EXERCISE TASK :: Your task is to repeat the entries underneath exactly, minus the pictures.

Saved data entries

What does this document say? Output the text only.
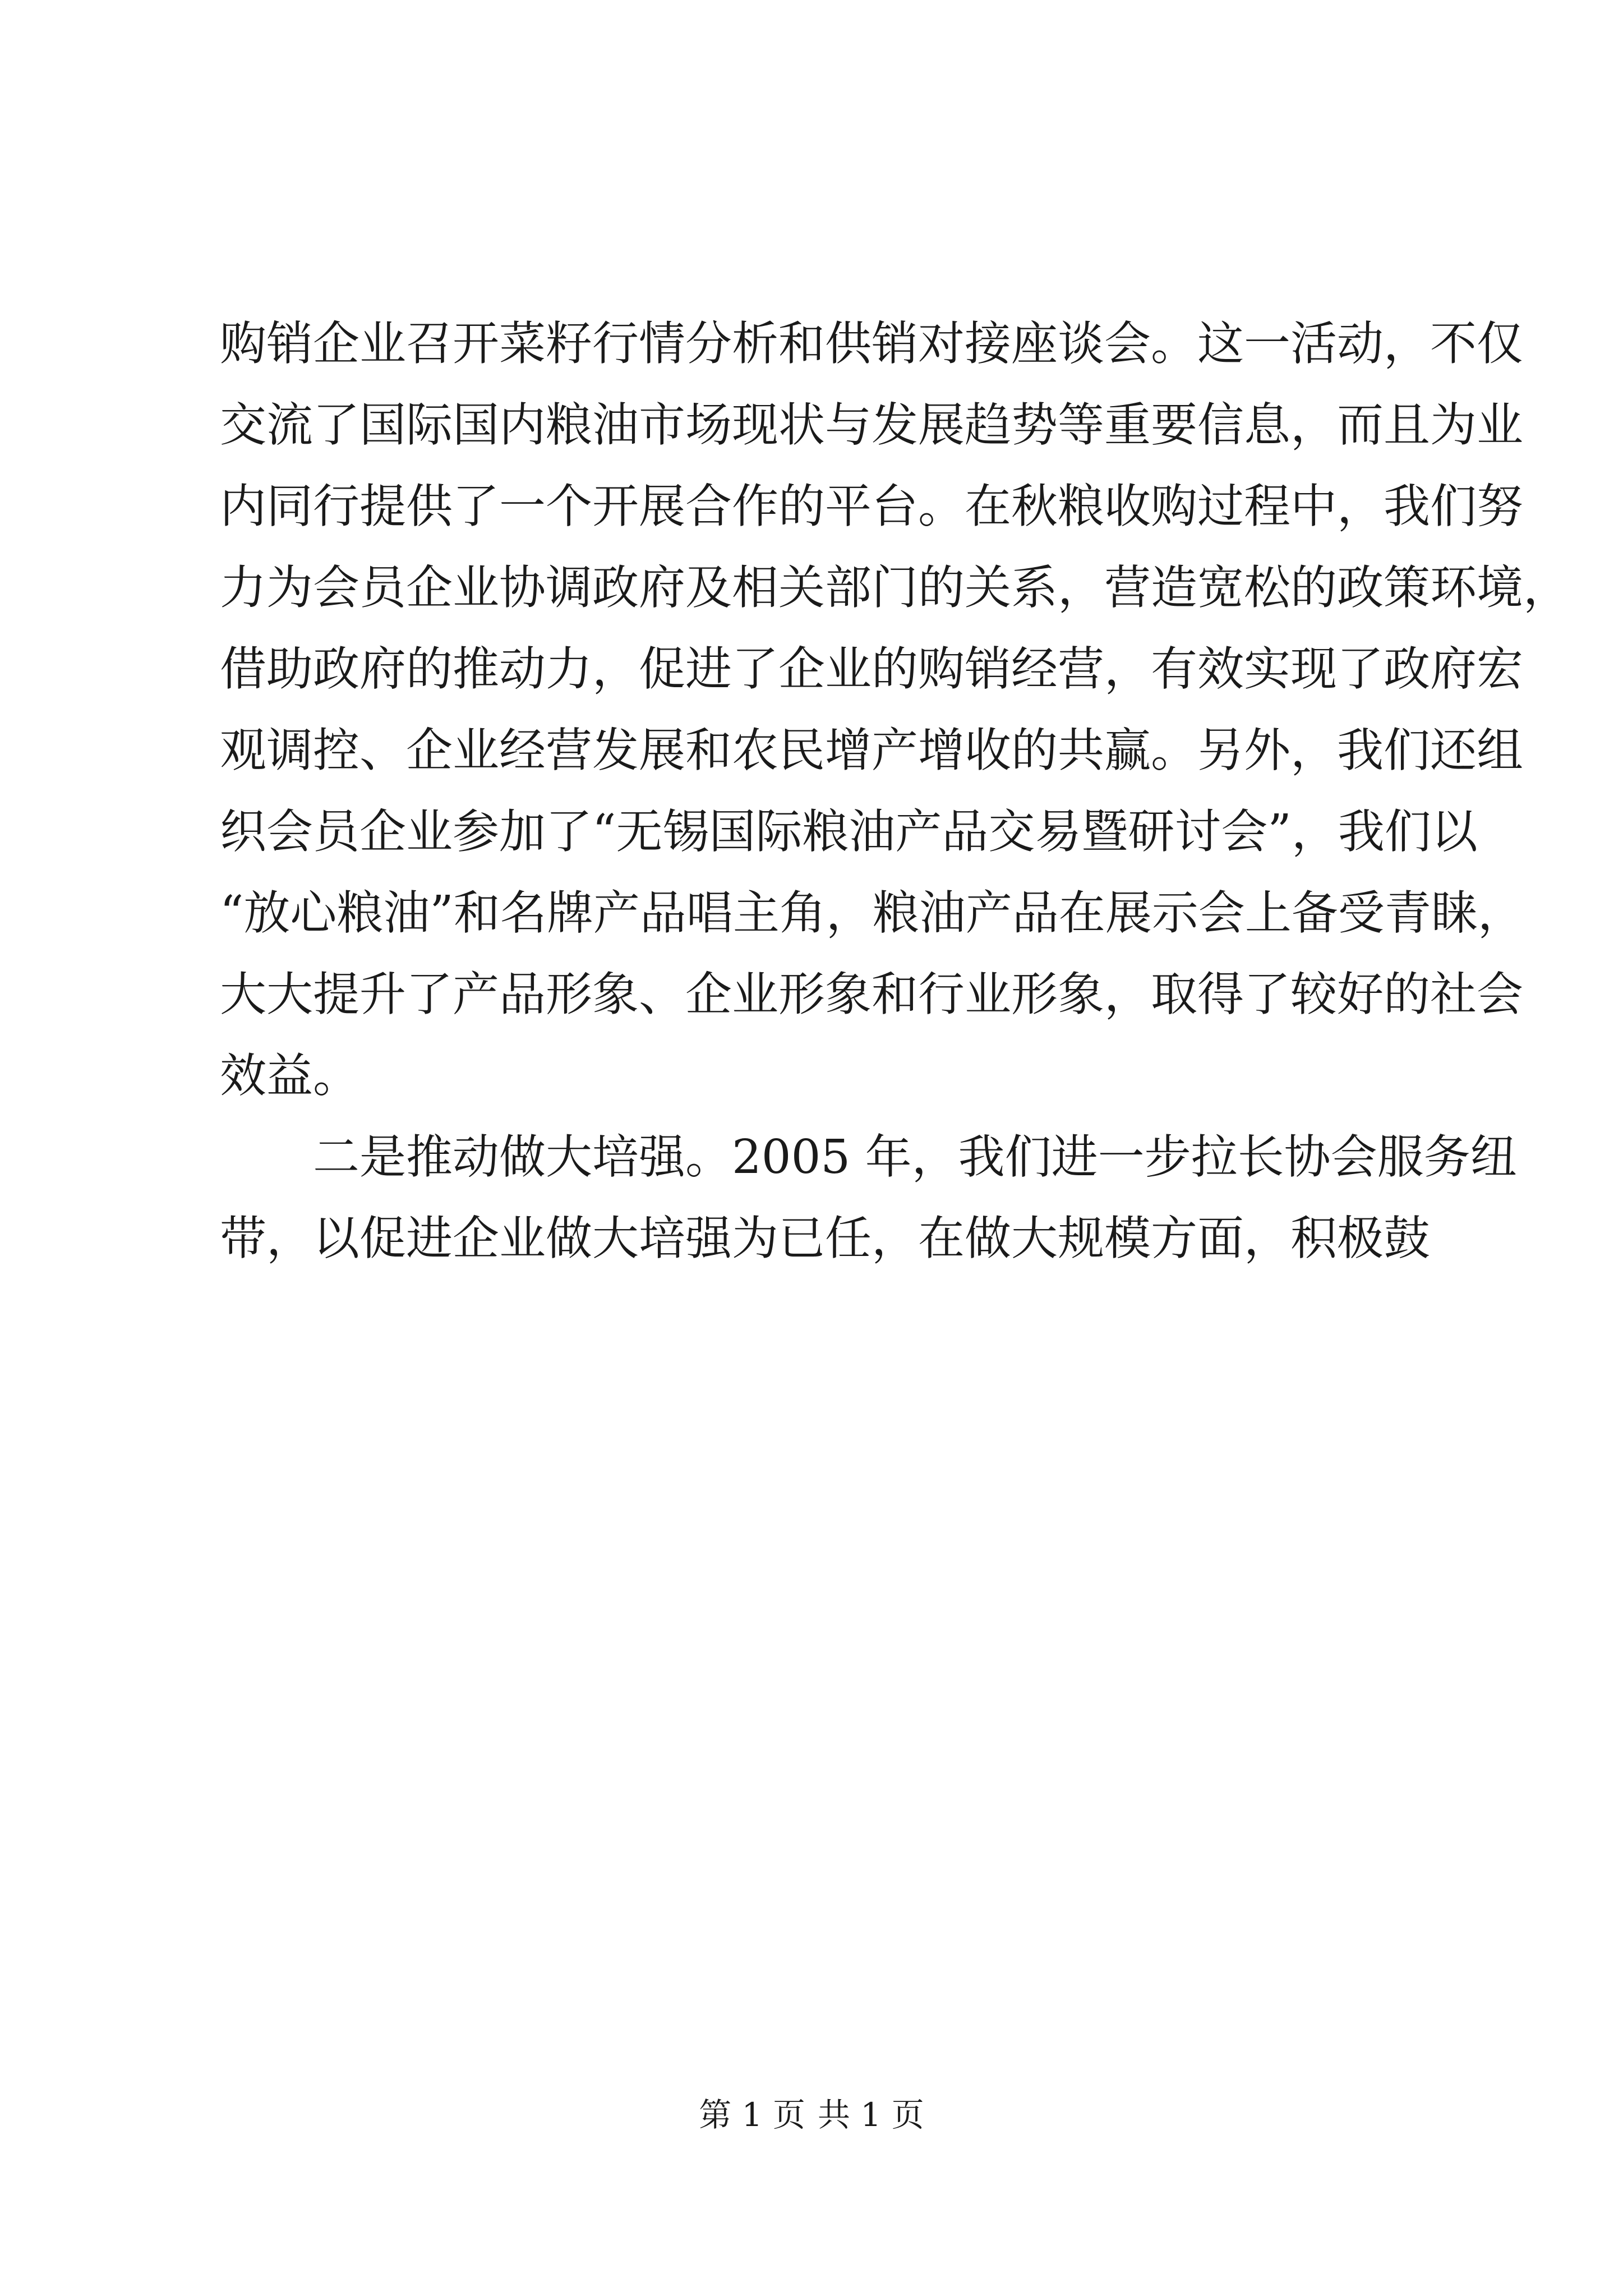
购销企业召开菜籽行情分析和供销对接座谈会。这一活动，不仅
交流了国际国内粮油市场现状与发展趋势等重要信息，而且为业
内同行提供了一个开展合作的平台。在秋粮收购过程中，我们努
力为会员企业协调政府及相关部门的关系，营造宽松的政策环境，
借助政府的推动力，促进了企业的购销经营，有效实现了政府宏
观调控、企业经营发展和农民增产增收的共赢。另外，我们还组
织会员企业参加了“无锡国际粮油产品交易暨研讨会”，我们以
“放心粮油”和名牌产品唱主角，粮油产品在展示会上备受青睐，
大大提升了产品形象、企业形象和行业形象，取得了较好的社会
效益。
二是推动做大培强。2005 年，我们进一步拉长协会服务纽
带，以促进企业做大培强为已任，在做大规模方面，积极鼓
第 1 页 共 1 页
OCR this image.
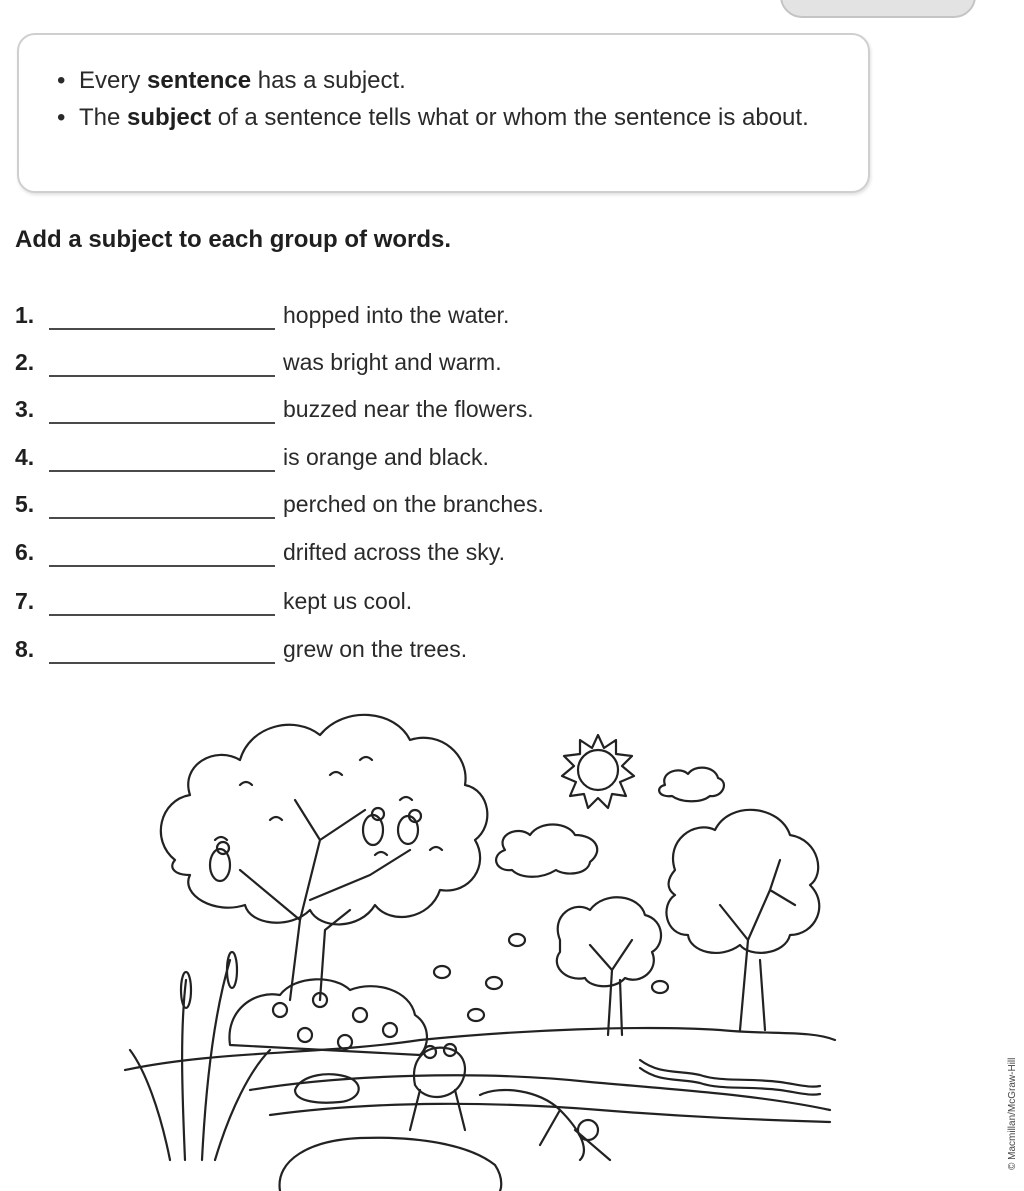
• Every sentence has a subject.
• The subject of a sentence tells what or whom the sentence is about.
Add a subject to each group of words.
1.	hopped into the water.
2.	was bright and warm.
3.	buzzed near the flowers.
4.	is orange and black.
5.	perched on the branches.
6.	drifted across the sky.
7.	kept us cool.
8.	grew on the trees.
© Macmillan/McGraw-Hill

EXERCISE RESULT ::
What does this document say? Output the text only.
购销企业召开菜籽行情分析和供销对接座谈会。这一活动，不仅
交流了国际国内粮油市场现状与发展趋势等重要信息，而且为业
内同行提供了一个开展合作的平台。在秋粮收购过程中，我们努
力为会员企业协调政府及相关部门的关系，营造宽松的政策环境，
借助政府的推动力，促进了企业的购销经营，有效实现了政府宏
观调控、企业经营发展和农民增产增收的共赢。另外，我们还组
织会员企业参加了“无锡国际粮油产品交易暨研讨会”，我们以
“放心粮油”和名牌产品唱主角，粮油产品在展示会上备受青睐，
大大提升了产品形象、企业形象和行业形象，取得了较好的社会
效益。
二是推动做大培强。2005 年，我们进一步拉长协会服务纽
带，以促进企业做大培强为已任，在做大规模方面，积极鼓
第 1 页 共 1 页
OCR this image.
• Every sentence has a subject.
• The subject of a sentence tells what or whom the sentence is about.
Add a subject to each group of words.
1.	hopped into the water.
2.	was bright and warm.
3.	buzzed near the flowers.
4.	is orange and black.
5.	perched on the branches.
6.	drifted across the sky.
7.	kept us cool.
8.	grew on the trees.
© Macmillan/McGraw-Hill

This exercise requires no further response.